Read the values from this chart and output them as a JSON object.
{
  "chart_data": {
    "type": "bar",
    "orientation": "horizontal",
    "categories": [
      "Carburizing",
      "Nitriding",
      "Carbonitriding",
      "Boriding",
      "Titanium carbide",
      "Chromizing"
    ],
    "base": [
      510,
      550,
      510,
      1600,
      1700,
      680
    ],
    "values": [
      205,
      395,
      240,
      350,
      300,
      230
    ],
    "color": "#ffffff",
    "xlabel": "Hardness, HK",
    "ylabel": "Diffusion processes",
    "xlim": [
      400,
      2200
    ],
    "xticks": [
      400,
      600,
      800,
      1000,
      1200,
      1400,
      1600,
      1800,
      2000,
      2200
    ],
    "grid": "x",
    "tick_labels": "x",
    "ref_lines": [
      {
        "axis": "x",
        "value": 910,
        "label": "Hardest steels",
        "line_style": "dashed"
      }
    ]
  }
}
• • • •
=== What to do ===
Reproduce the data in full, exactly as presented.

=== Output of the exercise ===
Read the values from this chart and output them as a JSON object.
{
  "chart_data": {
    "type": "bar",
    "orientation": "horizontal",
    "categories": [
      "Carburizing",
      "Nitriding",
      "Carbonitriding",
      "Boriding",
      "Titanium carbide",
      "Chromizing"
    ],
    "base": [
      510,
      550,
      510,
      1600,
      1700,
      680
    ],
    "values": [
      205,
      395,
      240,
      350,
      300,
      230
    ],
    "color": "#ffffff",
    "xlabel": "Hardness, HK",
    "ylabel": "Diffusion processes",
    "xlim": [
      400,
      2200
    ],
    "xticks": [
      400,
      600,
      800,
      1000,
      1200,
      1400,
      1600,
      1800,
      2000,
      2200
    ],
    "grid": "x",
    "tick_labels": "x",
    "ref_lines": [
      {
        "axis": "x",
        "value": 910,
        "label": "Hardest steels",
        "line_style": "dashed"
      }
    ]
  }
}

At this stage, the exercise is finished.